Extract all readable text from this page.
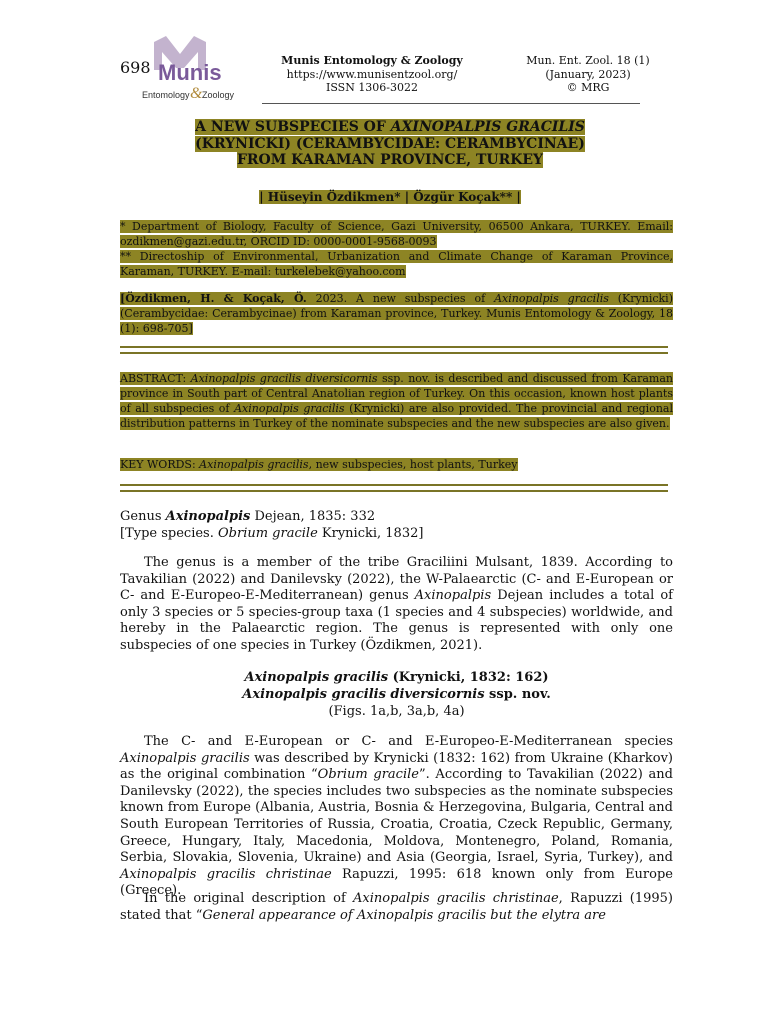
698 Munis
Entomology & Zoology
Munis Entomology & Zoology
https://www.munisentzool.org/
ISSN 1306-3022
Mun. Ent. Zool. 18 (1)
(January, 2023)
© MRG
A NEW SUBSPECIES OF AXINOPALPIS GRACILIS
(KRYNICKI) (CERAMBYCIDAE: CERAMBYCINAE)
FROM KARAMAN PROVINCE, TURKEY
| Hüseyin Özdikmen* | Özgür Koçak** |
* Department of Biology, Faculty of Science, Gazi University, 06500 Ankara, TURKEY. Email: ozdikmen@gazi.edu.tr, ORCID ID: 0000-0001-9568-0093
** Directoship of Environmental, Urbanization and Climate Change of Karaman Province, Karaman, TURKEY. E-mail: turkelebek@yahoo.com
[Özdikmen, H. & Koçak, Ö. 2023. A new subspecies of Axinopalpis gracilis (Krynicki) (Cerambycidae: Cerambycinae) from Karaman province, Turkey. Munis Entomology & Zoology, 18 (1): 698-705]
ABSTRACT: Axinopalpis gracilis diversicornis ssp. nov. is described and discussed from Karaman province in South part of Central Anatolian region of Turkey. On this occasion, known host plants of all subspecies of Axinopalpis gracilis (Krynicki) are also provided. The provincial and regional distribution patterns in Turkey of the nominate subspecies and the new subspecies are also given.
KEY WORDS: Axinopalpis gracilis, new subspecies, host plants, Turkey
Genus Axinopalpis Dejean, 1835: 332
[Type species. Obrium gracile Krynicki, 1832]
The genus is a member of the tribe Graciliini Mulsant, 1839. According to Tavakilian (2022) and Danilevsky (2022), the W-Palaearctic (C- and E-European or C- and E-Europeo-E-Mediterranean) genus Axinopalpis Dejean includes a total of only 3 species or 5 species-group taxa (1 species and 4 subspecies) worldwide, and hereby in the Palaearctic region. The genus is represented with only one subspecies of one species in Turkey (Özdikmen, 2021).
Axinopalpis gracilis (Krynicki, 1832: 162)
Axinopalpis gracilis diversicornis ssp. nov.
(Figs. 1a,b, 3a,b, 4a)
The C- and E-European or C- and E-Europeo-E-Mediterranean species Axinopalpis gracilis was described by Krynicki (1832: 162) from Ukraine (Kharkov) as the original combination “Obrium gracile”. According to Tavakilian (2022) and Danilevsky (2022), the species includes two subspecies as the nominate subspecies known from Europe (Albania, Austria, Bosnia & Herzegovina, Bulgaria, Central and South European Territories of Russia, Croatia, Croatia, Czeck Republic, Germany, Greece, Hungary, Italy, Macedonia, Moldova, Montenegro, Poland, Romania, Serbia, Slovakia, Slovenia, Ukraine) and Asia (Georgia, Israel, Syria, Turkey), and Axinopalpis gracilis christinae Rapuzzi, 1995: 618 known only from Europe (Greece).
In the original description of Axinopalpis gracilis christinae, Rapuzzi (1995) stated that “General appearance of Axinopalpis gracilis but the elytra are
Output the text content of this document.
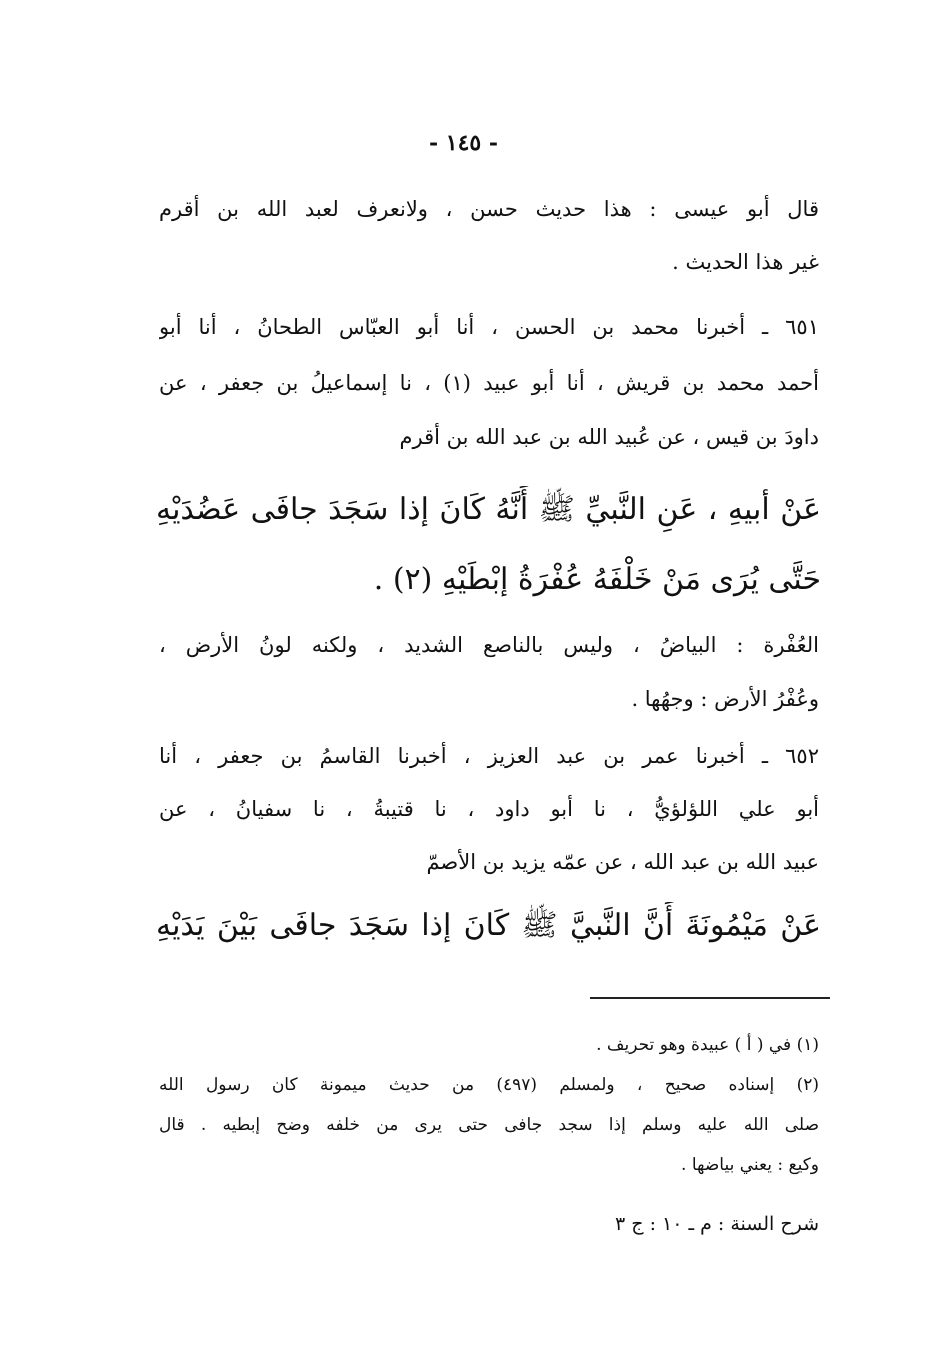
- ١٤٥ -
قال أبو عيسى : هذا حديث حسن ، ولانعرف لعبد الله بن أقرم
غير هذا الحديث .
٦٥١ ـ أخبرنا محمد بن الحسن ، أنا أبو العبّاس الطحانُ ، أنا أبو
أحمد محمد بن قريش ، أنا أبو عبيد (١) ، نا إسماعيلُ بن جعفر ، عن
داودَ بن قيس ، عن عُبيد الله بن عبد الله بن أقرم
عَنْ أبيهِ ، عَنِ النَّبيِّ ﷺ أَنَّهُ كَانَ إذا سَجَدَ جافَى عَضُدَيْهِ
حَتَّى يُرَى مَنْ خَلْفَهُ عُفْرَةُ إبْطَيْهِ (٢) .
العُفْرة : البياضُ ، وليس بالناصع الشديد ، ولكنه لونُ الأرض ،
وعُفْرُ الأرض : وجهُها .
٦٥٢ ـ أخبرنا عمر بن عبد العزيز ، أخبرنا القاسمُ بن جعفر ، أنا
أبو علي اللؤلؤيُّ ، نا أبو داود ، نا قتيبةُ ، نا سفيانُ ، عن
عبيد الله بن عبد الله ، عن عمّه يزيد بن الأصمّ
عَنْ مَيْمُونَةَ أَنَّ النَّبيَّ ﷺ كَانَ إذا سَجَدَ جافَى بَيْنَ يَدَيْهِ
(١) في ( أ ) عبيدة وهو تحريف .
(٢) إسناده صحيح ، ولمسلم (٤٩٧) من حديث ميمونة كان رسول الله
صلى الله عليه وسلم إذا سجد جافى حتى يرى من خلفه وضح إبطيه . قال
وكيع : يعني بياضها .
شرح السنة : م ـ ١٠ : ج ٣
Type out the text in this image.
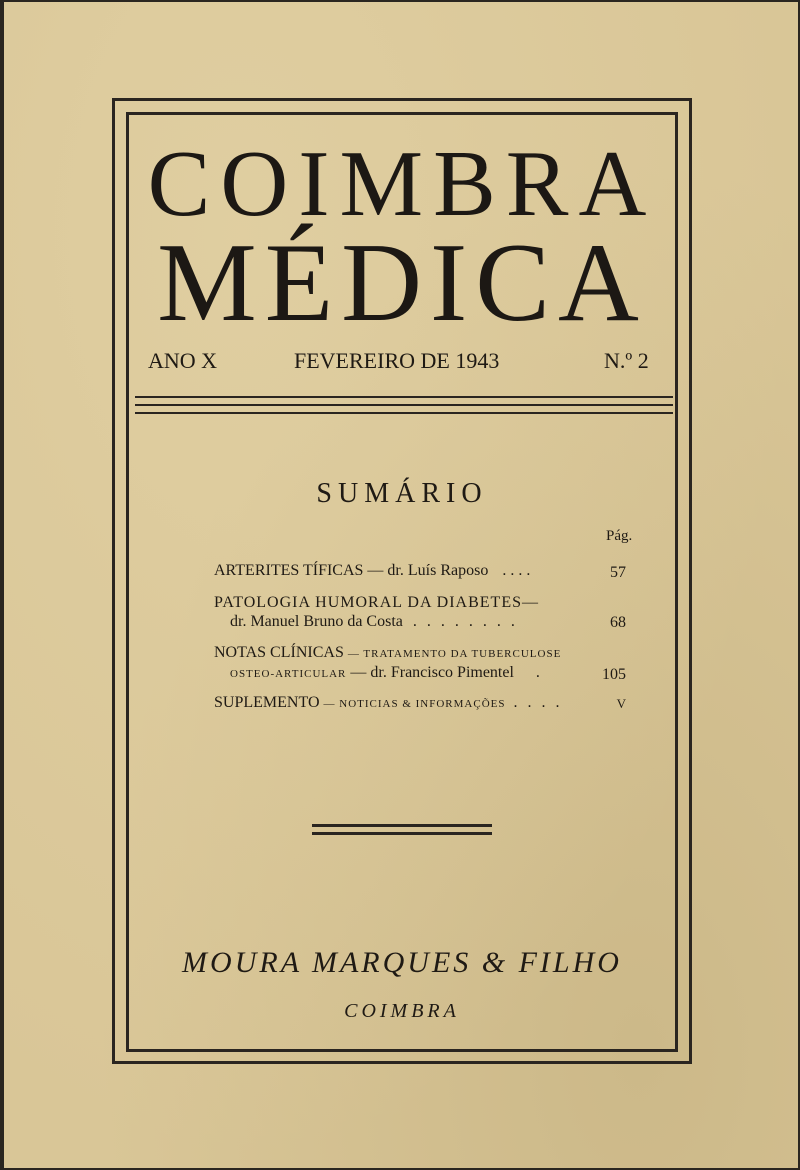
COIMBRA
MÉDICA
ANO X	FEVEREIRO DE 1943	N.º 2
SUMÁRIO
Pág.
ARTERITES TÍFICAS — dr. Luís Raposo . . . .	57
PATOLOGIA HUMORAL DA DIABETES—
dr. Manuel Bruno da Costa . . . . . . . .	68
NOTAS CLÍNICAS — TRATAMENTO DA TUBERCULOSE
OSTEO-ARTICULAR — dr. Francisco Pimentel .	105
SUPLEMENTO — NOTICIAS & INFORMAÇÕES . . . .	V
MOURA MARQUES & FILHO
COIMBRA
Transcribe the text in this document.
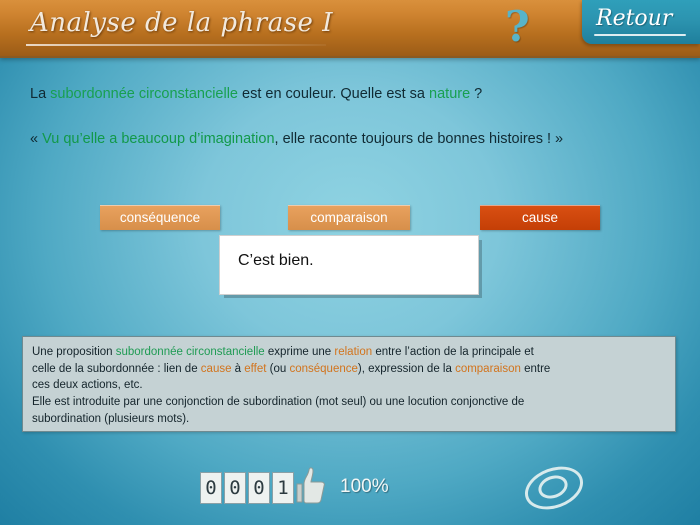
Analyse de la phrase I	?	Retour
La subordonnée circonstancielle est en couleur. Quelle est sa nature ?
« Vu qu’elle a beaucoup d’imagination, elle raconte toujours de bonnes histoires ! »
conséquence	comparaison	cause
C’est bien.
Une proposition subordonnée circonstancielle exprime une relation entre l’action de la principale et
celle de la subordonnée : lien de cause à effet (ou conséquence), expression de la comparaison entre
ces deux actions, etc.
Elle est introduite par une conjonction de subordination (mot seul) ou une locution conjonctive de
subordination (plusieurs mots).
0 0 0 1	100%
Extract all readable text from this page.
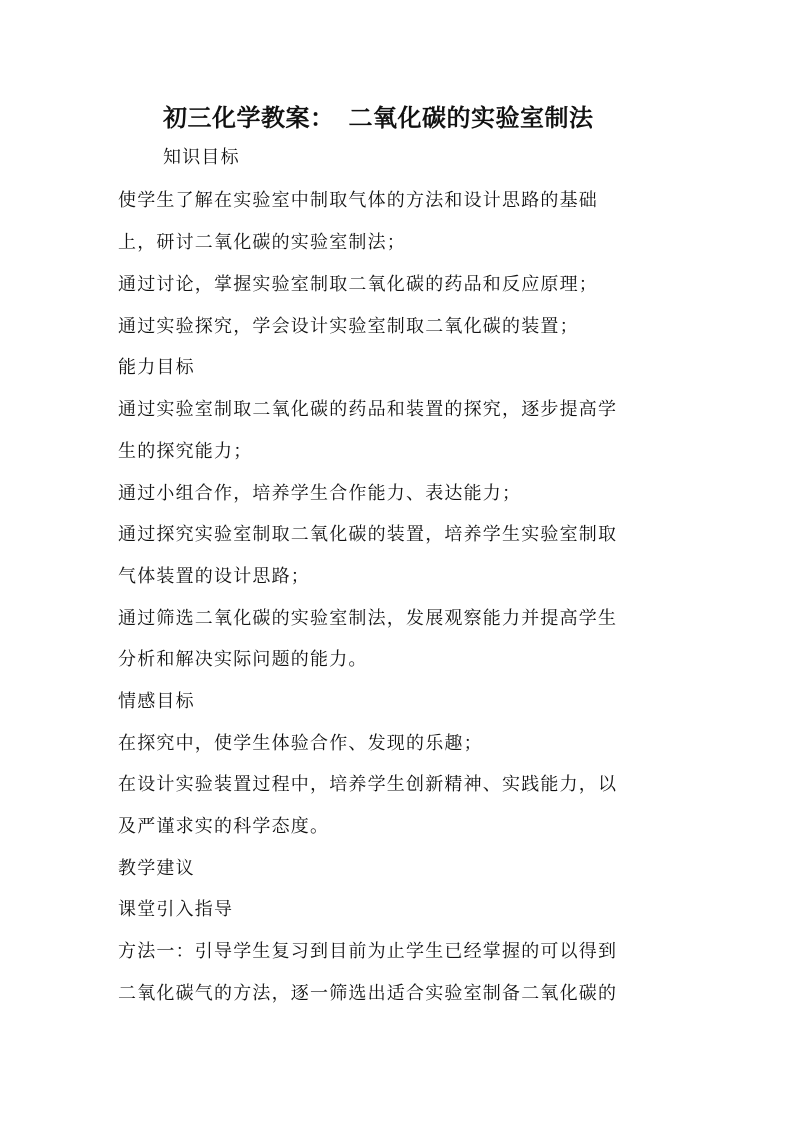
初三化学教案： 二氧化碳的实验室制法
知识目标
使学生了解在实验室中制取气体的方法和设计思路的基础
上，研讨二氧化碳的实验室制法；
通过讨论，掌握实验室制取二氧化碳的药品和反应原理；
通过实验探究，学会设计实验室制取二氧化碳的装置；
能力目标
通过实验室制取二氧化碳的药品和装置的探究，逐步提高学
生的探究能力；
通过小组合作，培养学生合作能力、表达能力；
通过探究实验室制取二氧化碳的装置，培养学生实验室制取
气体装置的设计思路；
通过筛选二氧化碳的实验室制法，发展观察能力并提高学生
分析和解决实际问题的能力。
情感目标
在探究中，使学生体验合作、发现的乐趣；
在设计实验装置过程中，培养学生创新精神、实践能力，以
及严谨求实的科学态度。
教学建议
课堂引入指导
方法一：引导学生复习到目前为止学生已经掌握的可以得到
二氧化碳气的方法，逐一筛选出适合实验室制备二氧化碳的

### EXERCISE DESCRIPTION
Reproduce each line exactly, please, except for any pictures.

### SOLUTION FOR THIS TASK
Extract all readable text from this page.
698 Munis
Entomology & Zoology
Munis Entomology & Zoology
https://www.munisentzool.org/
ISSN 1306-3022
Mun. Ent. Zool. 18 (1)
(January, 2023)
© MRG
A NEW SUBSPECIES OF AXINOPALPIS GRACILIS
(KRYNICKI) (CERAMBYCIDAE: CERAMBYCINAE)
FROM KARAMAN PROVINCE, TURKEY
| Hüseyin Özdikmen* | Özgür Koçak** |
* Department of Biology, Faculty of Science, Gazi University, 06500 Ankara, TURKEY. Email: ozdikmen@gazi.edu.tr, ORCID ID: 0000-0001-9568-0093
** Directoship of Environmental, Urbanization and Climate Change of Karaman Province, Karaman, TURKEY. E-mail: turkelebek@yahoo.com
[Özdikmen, H. & Koçak, Ö. 2023. A new subspecies of Axinopalpis gracilis (Krynicki) (Cerambycidae: Cerambycinae) from Karaman province, Turkey. Munis Entomology & Zoology, 18 (1): 698-705]
ABSTRACT: Axinopalpis gracilis diversicornis ssp. nov. is described and discussed from Karaman province in South part of Central Anatolian region of Turkey. On this occasion, known host plants of all subspecies of Axinopalpis gracilis (Krynicki) are also provided. The provincial and regional distribution patterns in Turkey of the nominate subspecies and the new subspecies are also given.
KEY WORDS: Axinopalpis gracilis, new subspecies, host plants, Turkey
Genus Axinopalpis Dejean, 1835: 332
[Type species. Obrium gracile Krynicki, 1832]
The genus is a member of the tribe Graciliini Mulsant, 1839. According to Tavakilian (2022) and Danilevsky (2022), the W-Palaearctic (C- and E-European or C- and E-Europeo-E-Mediterranean) genus Axinopalpis Dejean includes a total of only 3 species or 5 species-group taxa (1 species and 4 subspecies) worldwide, and hereby in the Palaearctic region. The genus is represented with only one subspecies of one species in Turkey (Özdikmen, 2021).
Axinopalpis gracilis (Krynicki, 1832: 162)
Axinopalpis gracilis diversicornis ssp. nov.
(Figs. 1a,b, 3a,b, 4a)
The C- and E-European or C- and E-Europeo-E-Mediterranean species Axinopalpis gracilis was described by Krynicki (1832: 162) from Ukraine (Kharkov) as the original combination “Obrium gracile”. According to Tavakilian (2022) and Danilevsky (2022), the species includes two subspecies as the nominate subspecies known from Europe (Albania, Austria, Bosnia & Herzegovina, Bulgaria, Central and South European Territories of Russia, Croatia, Croatia, Czeck Republic, Germany, Greece, Hungary, Italy, Macedonia, Moldova, Montenegro, Poland, Romania, Serbia, Slovakia, Slovenia, Ukraine) and Asia (Georgia, Israel, Syria, Turkey), and Axinopalpis gracilis christinae Rapuzzi, 1995: 618 known only from Europe (Greece).
In the original description of Axinopalpis gracilis christinae, Rapuzzi (1995) stated that “General appearance of Axinopalpis gracilis but the elytra are
Output the text content of this document.
- ١٤٥ -
قال أبو عيسى : هذا حديث حسن ، ولانعرف لعبد الله بن أقرم
غير هذا الحديث .
٦٥١ ـ أخبرنا محمد بن الحسن ، أنا أبو العبّاس الطحانُ ، أنا أبو
أحمد محمد بن قريش ، أنا أبو عبيد (١) ، نا إسماعيلُ بن جعفر ، عن
داودَ بن قيس ، عن عُبيد الله بن عبد الله بن أقرم
عَنْ أبيهِ ، عَنِ النَّبيِّ ﷺ أَنَّهُ كَانَ إذا سَجَدَ جافَى عَضُدَيْهِ
حَتَّى يُرَى مَنْ خَلْفَهُ عُفْرَةُ إبْطَيْهِ (٢) .
العُفْرة : البياضُ ، وليس بالناصع الشديد ، ولكنه لونُ الأرض ،
وعُفْرُ الأرض : وجهُها .
٦٥٢ ـ أخبرنا عمر بن عبد العزيز ، أخبرنا القاسمُ بن جعفر ، أنا
أبو علي اللؤلؤيُّ ، نا أبو داود ، نا قتيبةُ ، نا سفيانُ ، عن
عبيد الله بن عبد الله ، عن عمّه يزيد بن الأصمّ
عَنْ مَيْمُونَةَ أَنَّ النَّبيَّ ﷺ كَانَ إذا سَجَدَ جافَى بَيْنَ يَدَيْهِ
(١) في ( أ ) عبيدة وهو تحريف .
(٢) إسناده صحيح ، ولمسلم (٤٩٧) من حديث ميمونة كان رسول الله
صلى الله عليه وسلم إذا سجد جافى حتى يرى من خلفه وضح إبطيه . قال
وكيع : يعني بياضها .
شرح السنة : م ـ ١٠ : ج ٣
Type out the text in this image.
COIMBRA
MÉDICA
ANO X	FEVEREIRO DE 1943	N.º 2
SUMÁRIO
Pág.
ARTERITES TÍFICAS — dr. Luís Raposo . . . .	57
PATOLOGIA HUMORAL DA DIABETES—
dr. Manuel Bruno da Costa . . . . . . . .	68
NOTAS CLÍNICAS — TRATAMENTO DA TUBERCULOSE
OSTEO-ARTICULAR — dr. Francisco Pimentel .	105
SUPLEMENTO — NOTICIAS & INFORMAÇÕES . . . .	V
MOURA MARQUES & FILHO
COIMBRA
Transcribe the text in this document.
Analyse de la phrase I	?	Retour
La subordonnée circonstancielle est en couleur. Quelle est sa nature ?
« Vu qu’elle a beaucoup d’imagination, elle raconte toujours de bonnes histoires ! »
conséquence	comparaison	cause
C’est bien.
Une proposition subordonnée circonstancielle exprime une relation entre l’action de la principale et
celle de la subordonnée : lien de cause à effet (ou conséquence), expression de la comparaison entre
ces deux actions, etc.
Elle est introduite par une conjonction de subordination (mot seul) ou une locution conjonctive de
subordination (plusieurs mots).
0 0 0 1	100%
Extract all readable text from this page.
初三化学教案： 二氧化碳的实验室制法
知识目标
使学生了解在实验室中制取气体的方法和设计思路的基础
上，研讨二氧化碳的实验室制法；
通过讨论，掌握实验室制取二氧化碳的药品和反应原理；
通过实验探究，学会设计实验室制取二氧化碳的装置；
能力目标
通过实验室制取二氧化碳的药品和装置的探究，逐步提高学
生的探究能力；
通过小组合作，培养学生合作能力、表达能力；
通过探究实验室制取二氧化碳的装置，培养学生实验室制取
气体装置的设计思路；
通过筛选二氧化碳的实验室制法，发展观察能力并提高学生
分析和解决实际问题的能力。
情感目标
在探究中，使学生体验合作、发现的乐趣；
在设计实验装置过程中，培养学生创新精神、实践能力，以
及严谨求实的科学态度。
教学建议
课堂引入指导
方法一：引导学生复习到目前为止学生已经掌握的可以得到
二氧化碳气的方法，逐一筛选出适合实验室制备二氧化碳的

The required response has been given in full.